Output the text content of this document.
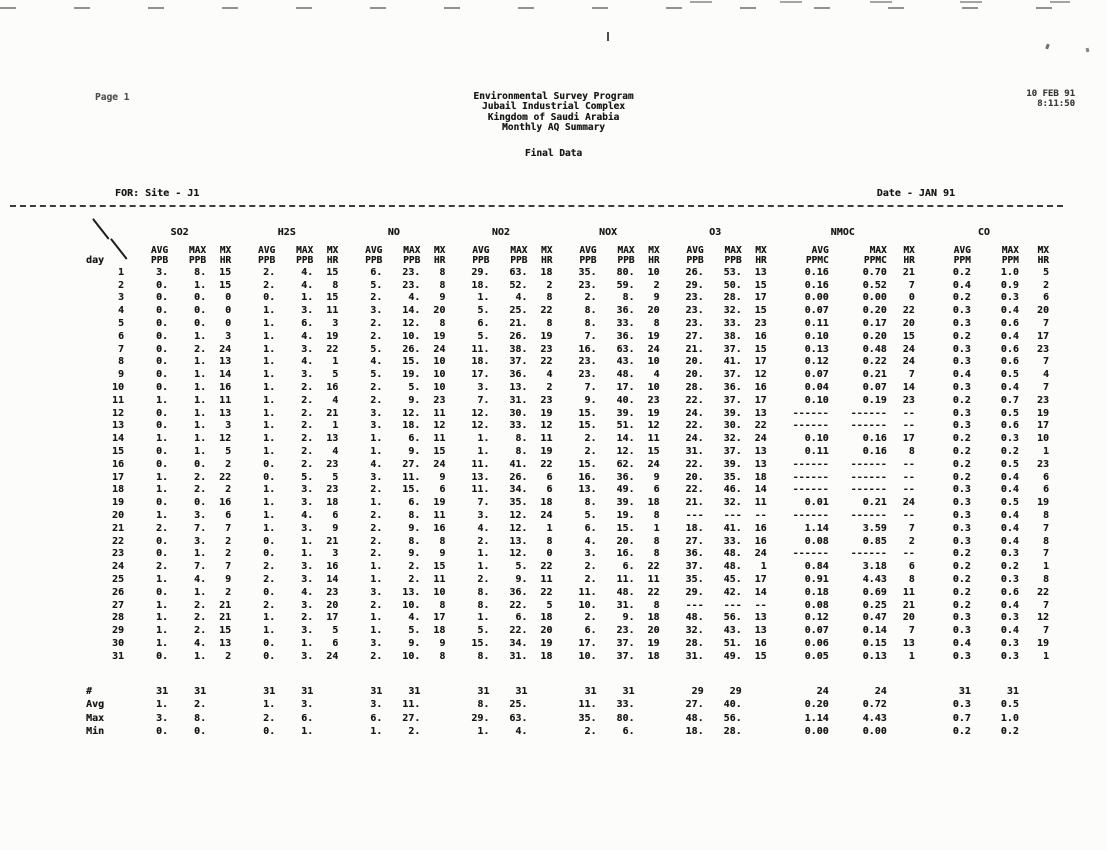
Page 1	Environmental Survey Program
Jubail Industrial Complex
Kingdom of Saudi Arabia
Monthly AQ Summary
Final Data
10 FEB 91
8:11:50
FOR: Site - J1	Date - JAN 91
day	SO2			H2S			NO			NO2			NOX			O3			NMOC			CO		
	AVG	MAX	MX	AVG	MAX	MX	AVG	MAX	MX	AVG	MAX	MX	AVG	MAX	MX	AVG	MAX	MX	AVG	MAX	MX	AVG	MAX	MX
	PPB	PPB	HR	PPB	PPB	HR	PPB	PPB	HR	PPB	PPB	HR	PPB	PPB	HR	PPB	PPB	HR	PPMC	PPMC	HR	PPM	PPM	HR
1	3.	8.	15	2.	4.	15	6.	23.	8	29.	63.	18	35.	80.	10	26.	53.	13	0.16	0.70	21	0.2	1.0	5
2	0.	1.	15	2.	4.	8	5.	23.	8	18.	52.	2	23.	59.	2	29.	50.	15	0.16	0.52	7	0.4	0.9	2
3	0.	0.	0	0.	1.	15	2.	4.	9	1.	4.	8	2.	8.	9	23.	28.	17	0.00	0.00	0	0.2	0.3	6
4	0.	0.	0	1.	3.	11	3.	14.	20	5.	25.	22	8.	36.	20	23.	32.	15	0.07	0.20	22	0.3	0.4	20
5	0.	0.	0	1.	6.	3	2.	12.	8	6.	21.	8	8.	33.	8	23.	33.	23	0.11	0.17	20	0.3	0.6	7
6	0.	1.	3	1.	4.	19	2.	10.	19	5.	26.	19	7.	36.	19	27.	38.	16	0.10	0.20	15	0.2	0.4	17
7	0.	2.	24	1.	3.	22	5.	26.	24	11.	38.	23	16.	63.	24	21.	37.	15	0.13	0.48	24	0.3	0.6	23
8	0.	1.	13	1.	4.	1	4.	15.	10	18.	37.	22	23.	43.	10	20.	41.	17	0.12	0.22	24	0.3	0.6	7
9	0.	1.	14	1.	3.	5	5.	19.	10	17.	36.	4	23.	48.	4	20.	37.	12	0.07	0.21	7	0.4	0.5	4
10	0.	1.	16	1.	2.	16	2.	5.	10	3.	13.	2	7.	17.	10	28.	36.	16	0.04	0.07	14	0.3	0.4	7
11	1.	1.	11	1.	2.	4	2.	9.	23	7.	31.	23	9.	40.	23	22.	37.	17	0.10	0.19	23	0.2	0.7	23
12	0.	1.	13	1.	2.	21	3.	12.	11	12.	30.	19	15.	39.	19	24.	39.	13	------	------	--	0.3	0.5	19
13	0.	1.	3	1.	2.	1	3.	18.	12	12.	33.	12	15.	51.	12	22.	30.	22	------	------	--	0.3	0.6	17
14	1.	1.	12	1.	2.	13	1.	6.	11	1.	8.	11	2.	14.	11	24.	32.	24	0.10	0.16	17	0.2	0.3	10
15	0.	1.	5	1.	2.	4	1.	9.	15	1.	8.	19	2.	12.	15	31.	37.	13	0.11	0.16	8	0.2	0.2	1
16	0.	0.	2	0.	2.	23	4.	27.	24	11.	41.	22	15.	62.	24	22.	39.	13	------	------	--	0.2	0.5	23
17	1.	2.	22	0.	5.	5	3.	11.	9	13.	26.	6	16.	36.	9	20.	35.	18	------	------	--	0.2	0.4	6
18	1.	2.	2	1.	3.	23	2.	15.	6	11.	34.	6	13.	49.	6	22.	46.	14	------	------	--	0.3	0.4	6
19	0.	0.	16	1.	3.	18	1.	6.	19	7.	35.	18	8.	39.	18	21.	32.	11	0.01	0.21	24	0.3	0.5	19
20	1.	3.	6	1.	4.	6	2.	8.	11	3.	12.	24	5.	19.	8	---	---	--	------	------	--	0.3	0.4	8
21	2.	7.	7	1.	3.	9	2.	9.	16	4.	12.	1	6.	15.	1	18.	41.	16	1.14	3.59	7	0.3	0.4	7
22	0.	3.	2	0.	1.	21	2.	8.	8	2.	13.	8	4.	20.	8	27.	33.	16	0.08	0.85	2	0.3	0.4	8
23	0.	1.	2	0.	1.	3	2.	9.	9	1.	12.	0	3.	16.	8	36.	48.	24	------	------	--	0.2	0.3	7
24	2.	7.	7	2.	3.	16	1.	2.	15	1.	5.	22	2.	6.	22	37.	48.	1	0.84	3.18	6	0.2	0.2	1
25	1.	4.	9	2.	3.	14	1.	2.	11	2.	9.	11	2.	11.	11	35.	45.	17	0.91	4.43	8	0.2	0.3	8
26	0.	1.	2	0.	4.	23	3.	13.	10	8.	36.	22	11.	48.	22	29.	42.	14	0.18	0.69	11	0.2	0.6	22
27	1.	2.	21	2.	3.	20	2.	10.	8	8.	22.	5	10.	31.	8	---	---	--	0.08	0.25	21	0.2	0.4	7
28	1.	2.	21	1.	2.	17	1.	4.	17	1.	6.	18	2.	9.	18	48.	56.	13	0.12	0.47	20	0.3	0.3	12
29	1.	2.	15	1.	3.	5	1.	5.	18	5.	22.	20	6.	23.	20	32.	43.	13	0.07	0.14	7	0.3	0.4	7
30	1.	4.	13	0.	1.	6	3.	9.	9	15.	34.	19	17.	37.	19	28.	51.	16	0.06	0.15	13	0.4	0.3	19
31	0.	1.	2	0.	3.	24	2.	10.	8	8.	31.	18	10.	37.	18	31.	49.	15	0.05	0.13	1	0.3	0.3	1

#	31	31		31	31		31	31		31	31		31	31		29	29		24	24		31	31	
Avg	1.	2.		1.	3.		3.	11.		8.	25.		11.	33.		27.	40.		0.20	0.72		0.3	0.5	
Max	3.	8.		2.	6.		6.	27.		29.	63.		35.	80.		48.	56.		1.14	4.43		0.7	1.0	
Min	0.	0.		0.	1.		1.	2.		1.	4.		2.	6.		18.	28.		0.00	0.00		0.2	0.2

★ ★ ★

*Requirement*: Write out each line again precisely as it appears, skipping every picture.

*Response to this exercise*:
Output the text content of this document.
Page 1	Environmental Survey Program
Jubail Industrial Complex
Kingdom of Saudi Arabia
Monthly AQ Summary
Final Data
10 FEB 91
8:11:50
FOR: Site - J1	Date - JAN 91
day	SO2			H2S			NO			NO2			NOX			O3			NMOC			CO		
	AVG	MAX	MX	AVG	MAX	MX	AVG	MAX	MX	AVG	MAX	MX	AVG	MAX	MX	AVG	MAX	MX	AVG	MAX	MX	AVG	MAX	MX
	PPB	PPB	HR	PPB	PPB	HR	PPB	PPB	HR	PPB	PPB	HR	PPB	PPB	HR	PPB	PPB	HR	PPMC	PPMC	HR	PPM	PPM	HR
1	3.	8.	15	2.	4.	15	6.	23.	8	29.	63.	18	35.	80.	10	26.	53.	13	0.16	0.70	21	0.2	1.0	5
2	0.	1.	15	2.	4.	8	5.	23.	8	18.	52.	2	23.	59.	2	29.	50.	15	0.16	0.52	7	0.4	0.9	2
3	0.	0.	0	0.	1.	15	2.	4.	9	1.	4.	8	2.	8.	9	23.	28.	17	0.00	0.00	0	0.2	0.3	6
4	0.	0.	0	1.	3.	11	3.	14.	20	5.	25.	22	8.	36.	20	23.	32.	15	0.07	0.20	22	0.3	0.4	20
5	0.	0.	0	1.	6.	3	2.	12.	8	6.	21.	8	8.	33.	8	23.	33.	23	0.11	0.17	20	0.3	0.6	7
6	0.	1.	3	1.	4.	19	2.	10.	19	5.	26.	19	7.	36.	19	27.	38.	16	0.10	0.20	15	0.2	0.4	17
7	0.	2.	24	1.	3.	22	5.	26.	24	11.	38.	23	16.	63.	24	21.	37.	15	0.13	0.48	24	0.3	0.6	23
8	0.	1.	13	1.	4.	1	4.	15.	10	18.	37.	22	23.	43.	10	20.	41.	17	0.12	0.22	24	0.3	0.6	7
9	0.	1.	14	1.	3.	5	5.	19.	10	17.	36.	4	23.	48.	4	20.	37.	12	0.07	0.21	7	0.4	0.5	4
10	0.	1.	16	1.	2.	16	2.	5.	10	3.	13.	2	7.	17.	10	28.	36.	16	0.04	0.07	14	0.3	0.4	7
11	1.	1.	11	1.	2.	4	2.	9.	23	7.	31.	23	9.	40.	23	22.	37.	17	0.10	0.19	23	0.2	0.7	23
12	0.	1.	13	1.	2.	21	3.	12.	11	12.	30.	19	15.	39.	19	24.	39.	13	------	------	--	0.3	0.5	19
13	0.	1.	3	1.	2.	1	3.	18.	12	12.	33.	12	15.	51.	12	22.	30.	22	------	------	--	0.3	0.6	17
14	1.	1.	12	1.	2.	13	1.	6.	11	1.	8.	11	2.	14.	11	24.	32.	24	0.10	0.16	17	0.2	0.3	10
15	0.	1.	5	1.	2.	4	1.	9.	15	1.	8.	19	2.	12.	15	31.	37.	13	0.11	0.16	8	0.2	0.2	1
16	0.	0.	2	0.	2.	23	4.	27.	24	11.	41.	22	15.	62.	24	22.	39.	13	------	------	--	0.2	0.5	23
17	1.	2.	22	0.	5.	5	3.	11.	9	13.	26.	6	16.	36.	9	20.	35.	18	------	------	--	0.2	0.4	6
18	1.	2.	2	1.	3.	23	2.	15.	6	11.	34.	6	13.	49.	6	22.	46.	14	------	------	--	0.3	0.4	6
19	0.	0.	16	1.	3.	18	1.	6.	19	7.	35.	18	8.	39.	18	21.	32.	11	0.01	0.21	24	0.3	0.5	19
20	1.	3.	6	1.	4.	6	2.	8.	11	3.	12.	24	5.	19.	8	---	---	--	------	------	--	0.3	0.4	8
21	2.	7.	7	1.	3.	9	2.	9.	16	4.	12.	1	6.	15.	1	18.	41.	16	1.14	3.59	7	0.3	0.4	7
22	0.	3.	2	0.	1.	21	2.	8.	8	2.	13.	8	4.	20.	8	27.	33.	16	0.08	0.85	2	0.3	0.4	8
23	0.	1.	2	0.	1.	3	2.	9.	9	1.	12.	0	3.	16.	8	36.	48.	24	------	------	--	0.2	0.3	7
24	2.	7.	7	2.	3.	16	1.	2.	15	1.	5.	22	2.	6.	22	37.	48.	1	0.84	3.18	6	0.2	0.2	1
25	1.	4.	9	2.	3.	14	1.	2.	11	2.	9.	11	2.	11.	11	35.	45.	17	0.91	4.43	8	0.2	0.3	8
26	0.	1.	2	0.	4.	23	3.	13.	10	8.	36.	22	11.	48.	22	29.	42.	14	0.18	0.69	11	0.2	0.6	22
27	1.	2.	21	2.	3.	20	2.	10.	8	8.	22.	5	10.	31.	8	---	---	--	0.08	0.25	21	0.2	0.4	7
28	1.	2.	21	1.	2.	17	1.	4.	17	1.	6.	18	2.	9.	18	48.	56.	13	0.12	0.47	20	0.3	0.3	12
29	1.	2.	15	1.	3.	5	1.	5.	18	5.	22.	20	6.	23.	20	32.	43.	13	0.07	0.14	7	0.3	0.4	7
30	1.	4.	13	0.	1.	6	3.	9.	9	15.	34.	19	17.	37.	19	28.	51.	16	0.06	0.15	13	0.4	0.3	19
31	0.	1.	2	0.	3.	24	2.	10.	8	8.	31.	18	10.	37.	18	31.	49.	15	0.05	0.13	1	0.3	0.3	1

#	31	31		31	31		31	31		31	31		31	31		29	29		24	24		31	31	
Avg	1.	2.		1.	3.		3.	11.		8.	25.		11.	33.		27.	40.		0.20	0.72		0.3	0.5	
Max	3.	8.		2.	6.		6.	27.		29.	63.		35.	80.		48.	56.		1.14	4.43		0.7	1.0	
Min	0.	0.		0.	1.		1.	2.		1.	4.		2.	6.		18.	28.		0.00	0.00		0.2	0.2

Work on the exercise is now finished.